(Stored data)
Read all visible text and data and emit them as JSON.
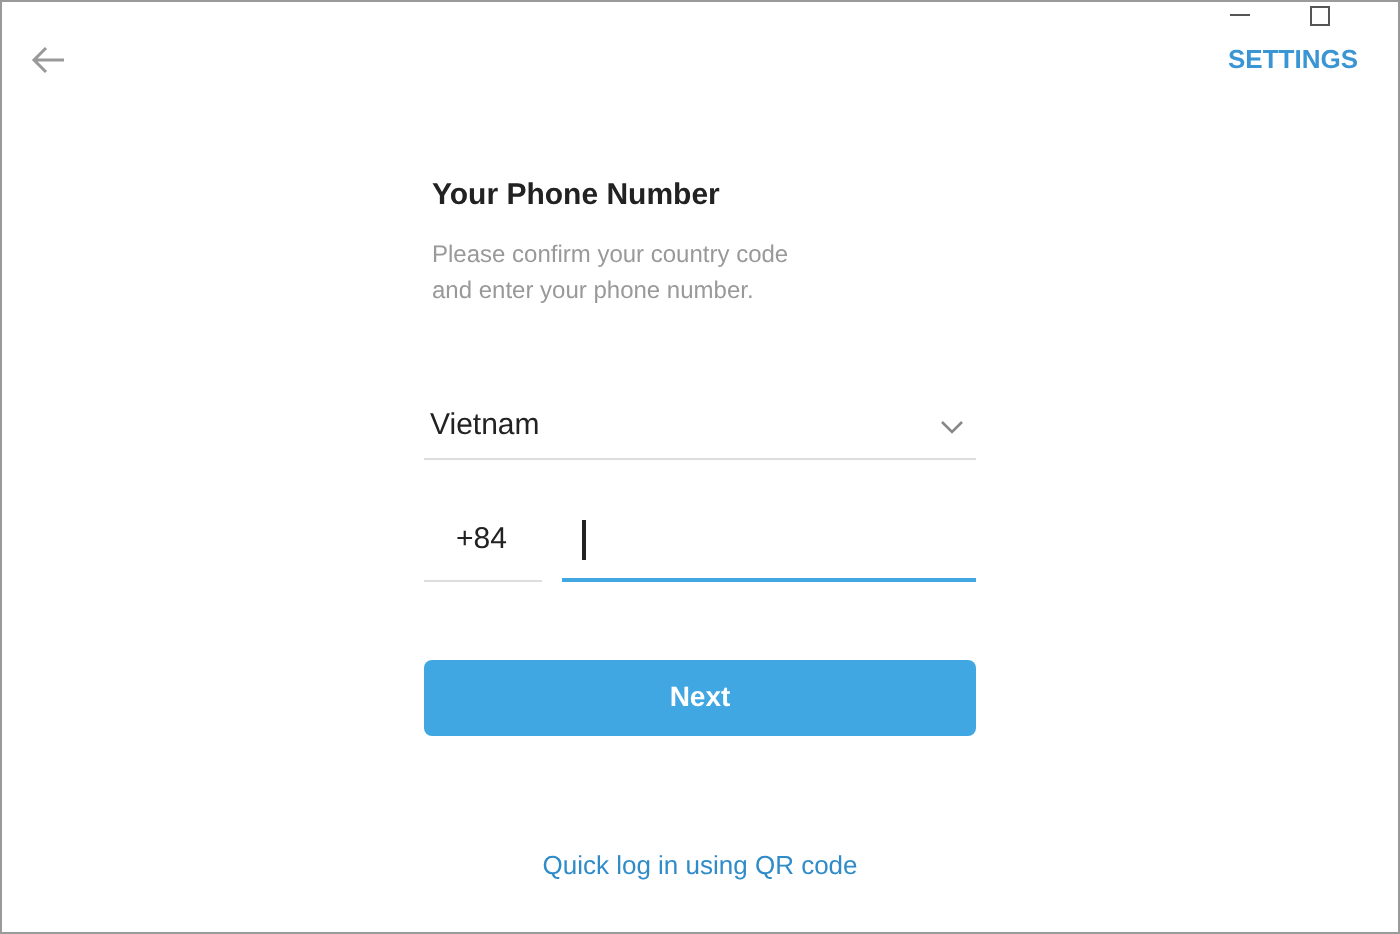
{
  "header": {
    "settings": "SETTINGS"
  },
  "form": {
    "title": "Your Phone Number",
    "subtitle": "Please confirm your country code and enter your phone number.",
    "country": "Vietnam",
    "code": "+84",
    "phone": {
      "focused": true
    },
    "next": "Next"
  },
  "qr_link": "Quick log in using QR code"
}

WHAT THIS TASK INVOLVES
Reproduce all the records verbatim, excluding images.

ANSWER TO THE EXERCISE
Read all visible text and data and emit them as JSON.
{
  "header": {
    "settings": "SETTINGS"
  },
  "form": {
    "title": "Your Phone Number",
    "subtitle": "Please confirm your country code and enter your phone number.",
    "country": "Vietnam",
    "code": "+84",
    "phone": {
      "focused": true
    },
    "next": "Next"
  },
  "qr_link": "Quick log in using QR code"
}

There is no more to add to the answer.